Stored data

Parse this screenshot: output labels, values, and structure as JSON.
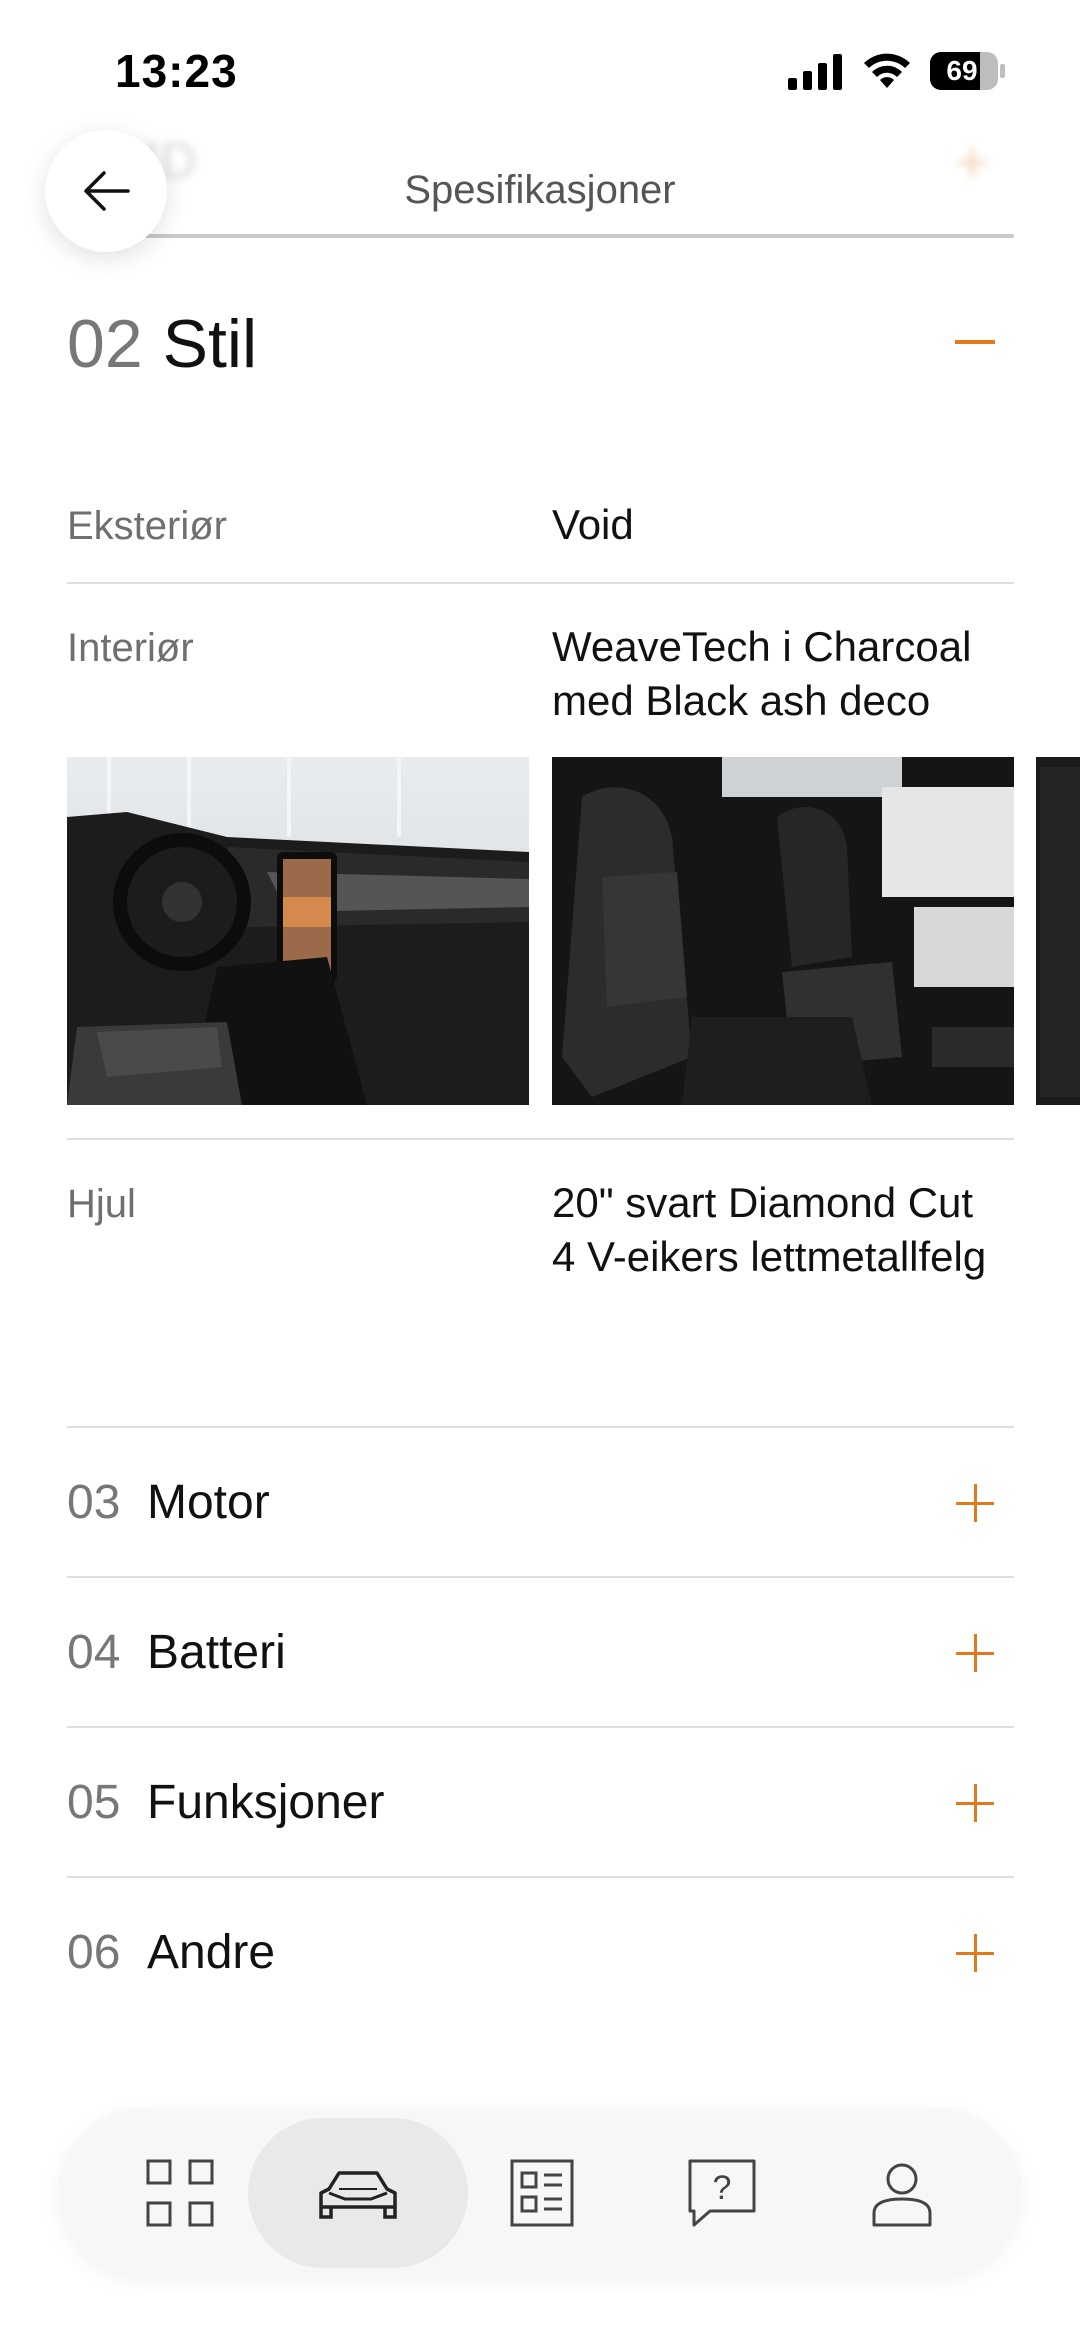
{
  "status_bar": {
    "time": "13:23",
    "battery": "69",
    "icons": [
      "signal-icon",
      "wifi-icon",
      "battery-icon"
    ]
  },
  "header": {
    "title": "Spesifikasjoner",
    "back_icon": "arrow-left-icon"
  },
  "section": {
    "number": "02",
    "name": "Stil",
    "toggle": "minus-icon",
    "rows": {
      "exterior": {
        "label": "Eksteriør",
        "value": "Void"
      },
      "interior": {
        "label": "Interiør",
        "value_line1": "WeaveTech i Charcoal",
        "value_line2": "med Black ash deco"
      },
      "wheels": {
        "label": "Hjul",
        "value_line1": "20\" svart Diamond Cut",
        "value_line2": "4 V-eikers lettmetallfelg"
      }
    },
    "images": [
      "interior-dashboard-image",
      "interior-seats-image",
      "interior-fabric-image"
    ]
  },
  "accordion": [
    {
      "number": "03",
      "name": "Motor"
    },
    {
      "number": "04",
      "name": "Batteri"
    },
    {
      "number": "05",
      "name": "Funksjoner"
    },
    {
      "number": "06",
      "name": "Andre"
    }
  ],
  "bottom_nav": {
    "items": [
      "grid-icon",
      "car-icon",
      "document-list-icon",
      "help-icon",
      "profile-icon"
    ],
    "active": "car-icon"
  },
  "colors": {
    "accent": "#e07a1c",
    "text": "#111111",
    "muted": "#6f6f6f",
    "divider": "#dedede"
  }
}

Problem description —
Give back each entry exactly as it appears, with no pictures.

Result for this task —
Parse this screenshot: output labels, values, and structure as JSON.
{
  "status_bar": {
    "time": "13:23",
    "battery": "69",
    "icons": [
      "signal-icon",
      "wifi-icon",
      "battery-icon"
    ]
  },
  "header": {
    "title": "Spesifikasjoner",
    "back_icon": "arrow-left-icon"
  },
  "section": {
    "number": "02",
    "name": "Stil",
    "toggle": "minus-icon",
    "rows": {
      "exterior": {
        "label": "Eksteriør",
        "value": "Void"
      },
      "interior": {
        "label": "Interiør",
        "value_line1": "WeaveTech i Charcoal",
        "value_line2": "med Black ash deco"
      },
      "wheels": {
        "label": "Hjul",
        "value_line1": "20\" svart Diamond Cut",
        "value_line2": "4 V-eikers lettmetallfelg"
      }
    },
    "images": [
      "interior-dashboard-image",
      "interior-seats-image",
      "interior-fabric-image"
    ]
  },
  "accordion": [
    {
      "number": "03",
      "name": "Motor"
    },
    {
      "number": "04",
      "name": "Batteri"
    },
    {
      "number": "05",
      "name": "Funksjoner"
    },
    {
      "number": "06",
      "name": "Andre"
    }
  ],
  "bottom_nav": {
    "items": [
      "grid-icon",
      "car-icon",
      "document-list-icon",
      "help-icon",
      "profile-icon"
    ],
    "active": "car-icon"
  },
  "colors": {
    "accent": "#e07a1c",
    "text": "#111111",
    "muted": "#6f6f6f",
    "divider": "#dedede"
  }
}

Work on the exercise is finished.